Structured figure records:

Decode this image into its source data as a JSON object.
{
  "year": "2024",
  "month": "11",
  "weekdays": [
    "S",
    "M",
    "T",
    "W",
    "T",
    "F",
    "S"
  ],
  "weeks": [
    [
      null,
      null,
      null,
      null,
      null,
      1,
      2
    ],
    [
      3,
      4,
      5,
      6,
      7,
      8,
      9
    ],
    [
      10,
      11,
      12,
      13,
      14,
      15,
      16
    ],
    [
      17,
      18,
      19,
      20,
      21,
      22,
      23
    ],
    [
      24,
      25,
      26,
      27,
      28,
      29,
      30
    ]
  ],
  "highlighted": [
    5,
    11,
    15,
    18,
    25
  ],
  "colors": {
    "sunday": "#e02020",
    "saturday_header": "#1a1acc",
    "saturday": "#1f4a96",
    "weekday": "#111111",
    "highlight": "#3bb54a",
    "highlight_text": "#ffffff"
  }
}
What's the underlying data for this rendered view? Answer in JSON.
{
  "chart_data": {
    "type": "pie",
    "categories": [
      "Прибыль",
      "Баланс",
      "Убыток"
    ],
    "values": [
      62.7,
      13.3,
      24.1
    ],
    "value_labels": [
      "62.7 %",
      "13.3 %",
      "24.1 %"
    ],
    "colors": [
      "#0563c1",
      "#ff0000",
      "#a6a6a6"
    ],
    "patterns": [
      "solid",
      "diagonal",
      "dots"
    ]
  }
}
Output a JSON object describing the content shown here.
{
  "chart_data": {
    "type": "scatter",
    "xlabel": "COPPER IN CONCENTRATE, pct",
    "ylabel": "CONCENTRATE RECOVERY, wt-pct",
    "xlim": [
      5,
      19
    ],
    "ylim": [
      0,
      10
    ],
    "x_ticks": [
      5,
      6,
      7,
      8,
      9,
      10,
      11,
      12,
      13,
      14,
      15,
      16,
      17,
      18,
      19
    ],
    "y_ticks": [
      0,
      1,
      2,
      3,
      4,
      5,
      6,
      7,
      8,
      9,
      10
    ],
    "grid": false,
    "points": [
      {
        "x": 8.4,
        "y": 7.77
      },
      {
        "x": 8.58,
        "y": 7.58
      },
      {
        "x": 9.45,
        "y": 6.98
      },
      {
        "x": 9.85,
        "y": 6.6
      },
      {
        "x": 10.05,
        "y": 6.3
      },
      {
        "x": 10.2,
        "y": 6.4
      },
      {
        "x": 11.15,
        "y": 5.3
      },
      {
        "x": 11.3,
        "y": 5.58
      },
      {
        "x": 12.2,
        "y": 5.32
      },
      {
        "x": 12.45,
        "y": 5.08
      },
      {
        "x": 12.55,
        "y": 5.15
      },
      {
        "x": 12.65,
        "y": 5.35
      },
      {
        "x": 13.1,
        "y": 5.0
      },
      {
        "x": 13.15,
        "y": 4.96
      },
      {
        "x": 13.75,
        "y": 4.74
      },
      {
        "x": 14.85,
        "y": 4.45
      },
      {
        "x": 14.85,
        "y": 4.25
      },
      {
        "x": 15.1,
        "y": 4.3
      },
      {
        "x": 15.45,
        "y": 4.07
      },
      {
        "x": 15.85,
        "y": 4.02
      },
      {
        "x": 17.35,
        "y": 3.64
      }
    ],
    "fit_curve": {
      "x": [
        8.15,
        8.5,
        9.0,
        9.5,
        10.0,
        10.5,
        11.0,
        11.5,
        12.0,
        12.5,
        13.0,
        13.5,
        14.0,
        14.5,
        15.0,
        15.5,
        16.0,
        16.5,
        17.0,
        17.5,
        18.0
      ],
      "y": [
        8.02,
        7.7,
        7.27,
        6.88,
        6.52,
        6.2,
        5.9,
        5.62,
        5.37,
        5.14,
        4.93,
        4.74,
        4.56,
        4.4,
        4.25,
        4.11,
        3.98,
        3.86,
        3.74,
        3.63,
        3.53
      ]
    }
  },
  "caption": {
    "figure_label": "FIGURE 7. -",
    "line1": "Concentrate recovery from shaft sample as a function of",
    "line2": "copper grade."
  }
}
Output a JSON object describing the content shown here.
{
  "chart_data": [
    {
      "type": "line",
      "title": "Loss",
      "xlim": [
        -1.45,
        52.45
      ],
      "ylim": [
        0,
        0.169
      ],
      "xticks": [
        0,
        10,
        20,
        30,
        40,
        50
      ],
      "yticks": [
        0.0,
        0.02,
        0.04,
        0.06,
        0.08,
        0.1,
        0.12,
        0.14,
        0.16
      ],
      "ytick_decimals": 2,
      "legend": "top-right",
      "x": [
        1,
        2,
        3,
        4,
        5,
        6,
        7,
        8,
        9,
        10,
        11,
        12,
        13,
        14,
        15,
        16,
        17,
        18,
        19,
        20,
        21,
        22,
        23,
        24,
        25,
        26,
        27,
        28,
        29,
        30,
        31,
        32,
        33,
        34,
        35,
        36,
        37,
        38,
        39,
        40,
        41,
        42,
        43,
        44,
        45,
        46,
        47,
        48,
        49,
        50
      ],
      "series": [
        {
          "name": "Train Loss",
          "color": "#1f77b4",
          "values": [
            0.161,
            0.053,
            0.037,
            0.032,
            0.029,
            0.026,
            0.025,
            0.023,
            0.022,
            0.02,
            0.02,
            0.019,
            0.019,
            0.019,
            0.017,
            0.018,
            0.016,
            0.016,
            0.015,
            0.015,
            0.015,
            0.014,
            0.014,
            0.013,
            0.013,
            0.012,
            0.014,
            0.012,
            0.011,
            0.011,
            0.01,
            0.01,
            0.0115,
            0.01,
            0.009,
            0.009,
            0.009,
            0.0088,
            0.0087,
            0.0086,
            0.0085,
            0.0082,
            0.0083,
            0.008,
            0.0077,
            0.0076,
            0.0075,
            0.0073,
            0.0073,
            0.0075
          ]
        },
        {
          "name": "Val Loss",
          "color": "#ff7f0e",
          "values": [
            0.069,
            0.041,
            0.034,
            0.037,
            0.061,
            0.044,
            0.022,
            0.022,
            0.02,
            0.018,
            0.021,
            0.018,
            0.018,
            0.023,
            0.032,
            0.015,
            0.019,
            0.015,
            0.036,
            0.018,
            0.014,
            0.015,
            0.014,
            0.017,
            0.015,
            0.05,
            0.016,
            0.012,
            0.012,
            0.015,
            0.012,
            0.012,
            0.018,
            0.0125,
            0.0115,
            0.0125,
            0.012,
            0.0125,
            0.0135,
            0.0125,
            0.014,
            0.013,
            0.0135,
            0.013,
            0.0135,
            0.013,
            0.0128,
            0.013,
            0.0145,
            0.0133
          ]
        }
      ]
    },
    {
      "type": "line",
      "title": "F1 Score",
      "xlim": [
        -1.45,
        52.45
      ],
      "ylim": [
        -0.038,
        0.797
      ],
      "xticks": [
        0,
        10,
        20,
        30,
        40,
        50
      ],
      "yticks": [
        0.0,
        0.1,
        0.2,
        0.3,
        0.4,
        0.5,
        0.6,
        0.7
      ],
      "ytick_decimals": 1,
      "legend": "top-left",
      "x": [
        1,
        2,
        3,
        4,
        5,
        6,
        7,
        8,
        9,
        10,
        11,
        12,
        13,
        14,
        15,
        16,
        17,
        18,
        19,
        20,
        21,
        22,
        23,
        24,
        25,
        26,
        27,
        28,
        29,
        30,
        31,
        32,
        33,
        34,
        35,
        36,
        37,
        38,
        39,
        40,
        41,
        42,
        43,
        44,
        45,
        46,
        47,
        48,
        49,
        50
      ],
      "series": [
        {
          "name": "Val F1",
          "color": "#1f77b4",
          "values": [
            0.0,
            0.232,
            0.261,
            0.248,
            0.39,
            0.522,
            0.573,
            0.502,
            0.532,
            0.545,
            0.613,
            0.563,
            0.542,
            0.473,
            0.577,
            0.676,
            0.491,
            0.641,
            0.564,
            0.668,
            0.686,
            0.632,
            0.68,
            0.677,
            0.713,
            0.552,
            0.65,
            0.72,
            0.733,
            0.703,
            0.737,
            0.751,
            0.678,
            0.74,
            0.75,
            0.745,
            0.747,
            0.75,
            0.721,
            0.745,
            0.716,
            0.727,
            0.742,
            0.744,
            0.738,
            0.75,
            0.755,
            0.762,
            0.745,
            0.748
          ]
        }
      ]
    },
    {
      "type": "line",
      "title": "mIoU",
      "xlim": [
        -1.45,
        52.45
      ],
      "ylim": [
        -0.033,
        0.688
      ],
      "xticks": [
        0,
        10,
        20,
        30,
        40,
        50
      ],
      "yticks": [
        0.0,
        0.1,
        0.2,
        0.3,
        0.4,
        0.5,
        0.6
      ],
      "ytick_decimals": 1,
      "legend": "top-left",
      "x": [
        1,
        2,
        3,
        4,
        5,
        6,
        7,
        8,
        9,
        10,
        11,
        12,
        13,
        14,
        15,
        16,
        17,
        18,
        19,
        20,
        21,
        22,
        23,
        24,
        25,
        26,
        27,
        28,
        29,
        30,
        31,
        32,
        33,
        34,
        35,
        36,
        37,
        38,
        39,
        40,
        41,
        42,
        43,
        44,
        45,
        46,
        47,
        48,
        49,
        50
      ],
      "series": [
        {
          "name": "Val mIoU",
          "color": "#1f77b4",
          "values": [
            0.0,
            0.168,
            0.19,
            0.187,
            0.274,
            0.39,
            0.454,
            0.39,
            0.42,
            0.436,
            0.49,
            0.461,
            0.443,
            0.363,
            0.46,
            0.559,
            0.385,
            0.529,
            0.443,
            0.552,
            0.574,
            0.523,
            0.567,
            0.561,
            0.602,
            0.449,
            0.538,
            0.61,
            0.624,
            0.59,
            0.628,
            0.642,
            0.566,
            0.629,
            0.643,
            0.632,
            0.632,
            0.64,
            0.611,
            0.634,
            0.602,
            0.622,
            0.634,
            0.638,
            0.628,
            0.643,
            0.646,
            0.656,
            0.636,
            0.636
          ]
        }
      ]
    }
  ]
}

§ **EXERCISE**:
Search the records for the word "JSON", then list every line that has it.

§ **RESULT OF THE TASK**:
Decode this image into its source data as a JSON object.
What's the underlying data for this rendered view? Answer in JSON.
Output a JSON object describing the content shown here.
Output a JSON object describing the content shown here.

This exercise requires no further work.